TASK DIRECTIONS. All lines featuring the string "horario" are to be listed.

DATA EXCERPTS.
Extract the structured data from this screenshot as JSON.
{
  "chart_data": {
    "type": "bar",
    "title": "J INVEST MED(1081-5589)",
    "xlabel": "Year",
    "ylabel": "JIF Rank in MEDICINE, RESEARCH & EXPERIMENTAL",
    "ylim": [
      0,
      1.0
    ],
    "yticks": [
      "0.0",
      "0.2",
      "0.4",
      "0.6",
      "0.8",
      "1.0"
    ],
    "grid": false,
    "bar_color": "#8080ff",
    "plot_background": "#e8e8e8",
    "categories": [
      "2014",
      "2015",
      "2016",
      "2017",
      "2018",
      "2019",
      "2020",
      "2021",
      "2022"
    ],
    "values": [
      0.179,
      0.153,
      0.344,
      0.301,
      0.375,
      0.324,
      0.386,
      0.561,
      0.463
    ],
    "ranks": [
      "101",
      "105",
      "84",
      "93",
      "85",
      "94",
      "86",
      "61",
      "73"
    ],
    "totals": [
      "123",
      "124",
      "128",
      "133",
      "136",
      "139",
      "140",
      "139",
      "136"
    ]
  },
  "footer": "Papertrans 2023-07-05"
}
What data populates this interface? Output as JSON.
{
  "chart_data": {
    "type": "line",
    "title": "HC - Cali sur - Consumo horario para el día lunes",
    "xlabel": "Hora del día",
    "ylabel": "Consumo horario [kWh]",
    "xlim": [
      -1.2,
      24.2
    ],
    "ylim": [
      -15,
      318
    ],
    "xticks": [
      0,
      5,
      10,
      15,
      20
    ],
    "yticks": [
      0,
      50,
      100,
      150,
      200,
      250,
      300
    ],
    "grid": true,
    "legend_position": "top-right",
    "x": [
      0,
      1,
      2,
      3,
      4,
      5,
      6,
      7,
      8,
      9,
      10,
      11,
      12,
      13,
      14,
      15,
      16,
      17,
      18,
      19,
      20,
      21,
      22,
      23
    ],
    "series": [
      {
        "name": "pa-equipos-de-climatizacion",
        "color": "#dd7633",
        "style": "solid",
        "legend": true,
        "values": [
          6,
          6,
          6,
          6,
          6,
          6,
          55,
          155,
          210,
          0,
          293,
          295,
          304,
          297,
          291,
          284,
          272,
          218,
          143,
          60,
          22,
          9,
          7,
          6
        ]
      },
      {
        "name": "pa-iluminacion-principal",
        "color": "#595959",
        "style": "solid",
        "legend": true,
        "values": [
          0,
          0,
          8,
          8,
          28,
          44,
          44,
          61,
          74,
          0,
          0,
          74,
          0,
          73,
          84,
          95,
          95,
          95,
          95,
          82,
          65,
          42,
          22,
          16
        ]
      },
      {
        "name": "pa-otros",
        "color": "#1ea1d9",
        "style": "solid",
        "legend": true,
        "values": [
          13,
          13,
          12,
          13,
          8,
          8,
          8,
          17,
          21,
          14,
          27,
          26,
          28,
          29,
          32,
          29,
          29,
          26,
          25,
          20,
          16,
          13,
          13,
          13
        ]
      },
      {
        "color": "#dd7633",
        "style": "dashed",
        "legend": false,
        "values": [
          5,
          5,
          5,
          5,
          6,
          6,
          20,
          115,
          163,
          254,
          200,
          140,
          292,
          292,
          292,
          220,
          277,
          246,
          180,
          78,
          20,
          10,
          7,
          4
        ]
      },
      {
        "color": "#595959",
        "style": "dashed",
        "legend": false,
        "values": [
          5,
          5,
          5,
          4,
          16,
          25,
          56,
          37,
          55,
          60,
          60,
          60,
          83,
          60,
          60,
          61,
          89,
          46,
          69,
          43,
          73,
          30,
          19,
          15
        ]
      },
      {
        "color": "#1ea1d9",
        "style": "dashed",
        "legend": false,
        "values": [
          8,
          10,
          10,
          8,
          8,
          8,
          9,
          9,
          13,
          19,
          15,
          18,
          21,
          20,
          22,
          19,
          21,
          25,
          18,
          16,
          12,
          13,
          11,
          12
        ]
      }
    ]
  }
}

IN RESPONSE.
    "title": "HC - Cali sur - Consumo horario para el día lunes",
    "ylabel": "Consumo horario [kWh]",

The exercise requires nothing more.